> **Task to complete**: Nothing in the data should change when you return it, but leave the pictures out.
* START Supplied material *
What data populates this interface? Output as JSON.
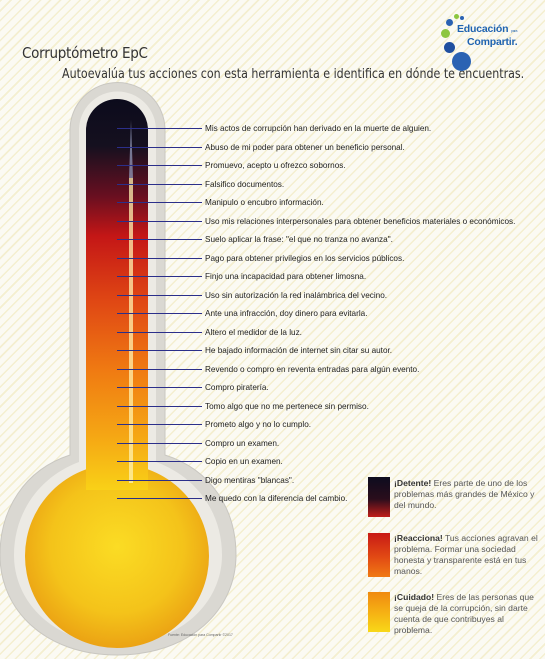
{
  "header": {
    "title": "Corruptómetro EpC",
    "subtitle": "Autoevalúa tus acciones con esta herramienta e identifica en dónde te encuentras."
  },
  "logo": {
    "line1": "Educación",
    "small": "para",
    "line2": "Compartir.",
    "colors": [
      "#2a62b3",
      "#8cc63f",
      "#1f4fa0"
    ]
  },
  "items": [
    "Mis actos de corrupción han derivado en la muerte de alguien.",
    "Abuso de mi poder para obtener un beneficio personal.",
    "Promuevo, acepto u ofrezco sobornos.",
    "Falsifico documentos.",
    "Manipulo o encubro información.",
    "Uso mis relaciones interpersonales para obtener beneficios materiales o económicos.",
    "Suelo aplicar la frase: \"el que no tranza no avanza\".",
    "Pago para obtener privilegios en los servicios públicos.",
    "Finjo una incapacidad para obtener limosna.",
    "Uso sin autorización la red inalámbrica del vecino.",
    "Ante una infracción, doy dinero para evitarla.",
    "Altero el medidor de la luz.",
    "He bajado información de internet sin citar su autor.",
    "Revendo o compro en reventa entradas para algún evento.",
    "Compro piratería.",
    "Tomo algo que no me pertenece sin permiso.",
    "Prometo algo y no lo cumplo.",
    "Compro un examen.",
    "Copio en un examen.",
    "Digo mentiras \"blancas\".",
    "Me quedo con la diferencia del cambio."
  ],
  "legend": [
    {
      "heading": "¡Detente!",
      "text": "Eres parte de uno de los problemas más grandes de México y del mundo.",
      "colors": [
        "#0d0c1e",
        "#6e1020",
        "#c01e1a"
      ]
    },
    {
      "heading": "¡Reacciona!",
      "text": "Tus acciones agravan el problema. Formar una sociedad honesta y transparente está en tus manos.",
      "colors": [
        "#c81a16",
        "#e24a14",
        "#f07a14"
      ]
    },
    {
      "heading": "¡Cuidado!",
      "text": "Eres de las personas que se queja de la corrupción, sin darte cuenta de que contribuyes al problema.",
      "colors": [
        "#f08a10",
        "#f6b414",
        "#f8d818"
      ]
    }
  ],
  "footer": "Fuente: Educación para Compartir ©2017",
  "colors": {
    "tick": "#2b2f8a",
    "text": "#222222"
  }
}
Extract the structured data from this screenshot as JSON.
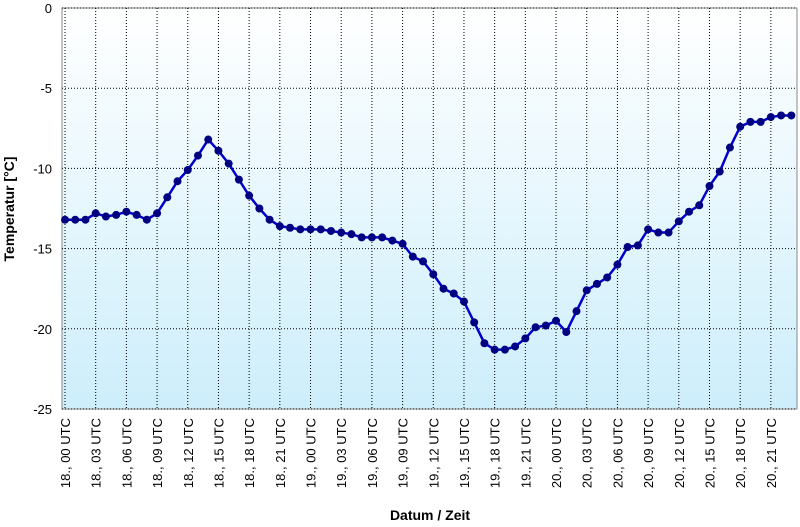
{
  "chart_data": {
    "type": "line",
    "x_label": "Datum / Zeit",
    "y_label": "Temperatur [°C]",
    "categories": [
      "18., 00 UTC",
      null,
      null,
      "18., 03 UTC",
      null,
      null,
      "18., 06 UTC",
      null,
      null,
      "18., 09 UTC",
      null,
      null,
      "18., 12 UTC",
      null,
      null,
      "18., 15 UTC",
      null,
      null,
      "18., 18 UTC",
      null,
      null,
      "18., 21 UTC",
      null,
      null,
      "19., 00 UTC",
      null,
      null,
      "19., 03 UTC",
      null,
      null,
      "19., 06 UTC",
      null,
      null,
      "19., 09 UTC",
      null,
      null,
      "19., 12 UTC",
      null,
      null,
      "19., 15 UTC",
      null,
      null,
      "19., 18 UTC",
      null,
      null,
      "19., 21 UTC",
      null,
      null,
      "20., 00 UTC",
      null,
      null,
      "20., 03 UTC",
      null,
      null,
      "20., 06 UTC",
      null,
      null,
      "20., 09 UTC",
      null,
      null,
      "20., 12 UTC",
      null,
      null,
      "20., 15 UTC",
      null,
      null,
      "20., 18 UTC",
      null,
      null,
      "20., 21 UTC",
      null,
      null
    ],
    "values": [
      -13.2,
      -13.2,
      -13.2,
      -12.8,
      -13.0,
      -12.9,
      -12.7,
      -12.9,
      -13.2,
      -12.8,
      -11.8,
      -10.8,
      -10.1,
      -9.2,
      -8.2,
      -8.9,
      -9.7,
      -10.7,
      -11.7,
      -12.5,
      -13.2,
      -13.6,
      -13.7,
      -13.8,
      -13.8,
      -13.8,
      -13.9,
      -14.0,
      -14.1,
      -14.3,
      -14.3,
      -14.3,
      -14.5,
      -14.7,
      -15.5,
      -15.8,
      -16.6,
      -17.5,
      -17.8,
      -18.3,
      -19.6,
      -20.9,
      -21.3,
      -21.3,
      -21.1,
      -20.6,
      -19.9,
      -19.8,
      -19.5,
      -20.2,
      -18.9,
      -17.6,
      -17.2,
      -16.8,
      -16.0,
      -14.9,
      -14.8,
      -13.8,
      -14.0,
      -14.0,
      -13.3,
      -12.7,
      -12.3,
      -11.1,
      -10.2,
      -8.7,
      -7.4,
      -7.1,
      -7.1,
      -6.8,
      -6.7,
      -6.7
    ],
    "color": "#0000cc",
    "marker_color": "#000080",
    "ylim": [
      -25,
      0
    ],
    "yticks": [
      -25,
      -20,
      -15,
      -10,
      -5,
      0
    ],
    "grid": true
  }
}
* END Supplied material *
> **Answer below**:
What data populates this interface? Output as JSON.
{
  "header": {
    "title": "Corruptómetro EpC",
    "subtitle": "Autoevalúa tus acciones con esta herramienta e identifica en dónde te encuentras."
  },
  "logo": {
    "line1": "Educación",
    "small": "para",
    "line2": "Compartir.",
    "colors": [
      "#2a62b3",
      "#8cc63f",
      "#1f4fa0"
    ]
  },
  "items": [
    "Mis actos de corrupción han derivado en la muerte de alguien.",
    "Abuso de mi poder para obtener un beneficio personal.",
    "Promuevo, acepto u ofrezco sobornos.",
    "Falsifico documentos.",
    "Manipulo o encubro información.",
    "Uso mis relaciones interpersonales para obtener beneficios materiales o económicos.",
    "Suelo aplicar la frase: \"el que no tranza no avanza\".",
    "Pago para obtener privilegios en los servicios públicos.",
    "Finjo una incapacidad para obtener limosna.",
    "Uso sin autorización la red inalámbrica del vecino.",
    "Ante una infracción, doy dinero para evitarla.",
    "Altero el medidor de la luz.",
    "He bajado información de internet sin citar su autor.",
    "Revendo o compro en reventa entradas para algún evento.",
    "Compro piratería.",
    "Tomo algo que no me pertenece sin permiso.",
    "Prometo algo y no lo cumplo.",
    "Compro un examen.",
    "Copio en un examen.",
    "Digo mentiras \"blancas\".",
    "Me quedo con la diferencia del cambio."
  ],
  "legend": [
    {
      "heading": "¡Detente!",
      "text": "Eres parte de uno de los problemas más grandes de México y del mundo.",
      "colors": [
        "#0d0c1e",
        "#6e1020",
        "#c01e1a"
      ]
    },
    {
      "heading": "¡Reacciona!",
      "text": "Tus acciones agravan el problema. Formar una sociedad honesta y transparente está en tus manos.",
      "colors": [
        "#c81a16",
        "#e24a14",
        "#f07a14"
      ]
    },
    {
      "heading": "¡Cuidado!",
      "text": "Eres de las personas que se queja de la corrupción, sin darte cuenta de que contribuyes al problema.",
      "colors": [
        "#f08a10",
        "#f6b414",
        "#f8d818"
      ]
    }
  ],
  "footer": "Fuente: Educación para Compartir ©2017",
  "colors": {
    "tick": "#2b2f8a",
    "text": "#222222"
  }
}
Extract the structured data from this screenshot as JSON.
{
  "chart_data": {
    "type": "line",
    "x_label": "Datum / Zeit",
    "y_label": "Temperatur [°C]",
    "categories": [
      "18., 00 UTC",
      null,
      null,
      "18., 03 UTC",
      null,
      null,
      "18., 06 UTC",
      null,
      null,
      "18., 09 UTC",
      null,
      null,
      "18., 12 UTC",
      null,
      null,
      "18., 15 UTC",
      null,
      null,
      "18., 18 UTC",
      null,
      null,
      "18., 21 UTC",
      null,
      null,
      "19., 00 UTC",
      null,
      null,
      "19., 03 UTC",
      null,
      null,
      "19., 06 UTC",
      null,
      null,
      "19., 09 UTC",
      null,
      null,
      "19., 12 UTC",
      null,
      null,
      "19., 15 UTC",
      null,
      null,
      "19., 18 UTC",
      null,
      null,
      "19., 21 UTC",
      null,
      null,
      "20., 00 UTC",
      null,
      null,
      "20., 03 UTC",
      null,
      null,
      "20., 06 UTC",
      null,
      null,
      "20., 09 UTC",
      null,
      null,
      "20., 12 UTC",
      null,
      null,
      "20., 15 UTC",
      null,
      null,
      "20., 18 UTC",
      null,
      null,
      "20., 21 UTC",
      null,
      null
    ],
    "values": [
      -13.2,
      -13.2,
      -13.2,
      -12.8,
      -13.0,
      -12.9,
      -12.7,
      -12.9,
      -13.2,
      -12.8,
      -11.8,
      -10.8,
      -10.1,
      -9.2,
      -8.2,
      -8.9,
      -9.7,
      -10.7,
      -11.7,
      -12.5,
      -13.2,
      -13.6,
      -13.7,
      -13.8,
      -13.8,
      -13.8,
      -13.9,
      -14.0,
      -14.1,
      -14.3,
      -14.3,
      -14.3,
      -14.5,
      -14.7,
      -15.5,
      -15.8,
      -16.6,
      -17.5,
      -17.8,
      -18.3,
      -19.6,
      -20.9,
      -21.3,
      -21.3,
      -21.1,
      -20.6,
      -19.9,
      -19.8,
      -19.5,
      -20.2,
      -18.9,
      -17.6,
      -17.2,
      -16.8,
      -16.0,
      -14.9,
      -14.8,
      -13.8,
      -14.0,
      -14.0,
      -13.3,
      -12.7,
      -12.3,
      -11.1,
      -10.2,
      -8.7,
      -7.4,
      -7.1,
      -7.1,
      -6.8,
      -6.7,
      -6.7
    ],
    "color": "#0000cc",
    "marker_color": "#000080",
    "ylim": [
      -25,
      0
    ],
    "yticks": [
      -25,
      -20,
      -15,
      -10,
      -5,
      0
    ],
    "grid": true
  }
}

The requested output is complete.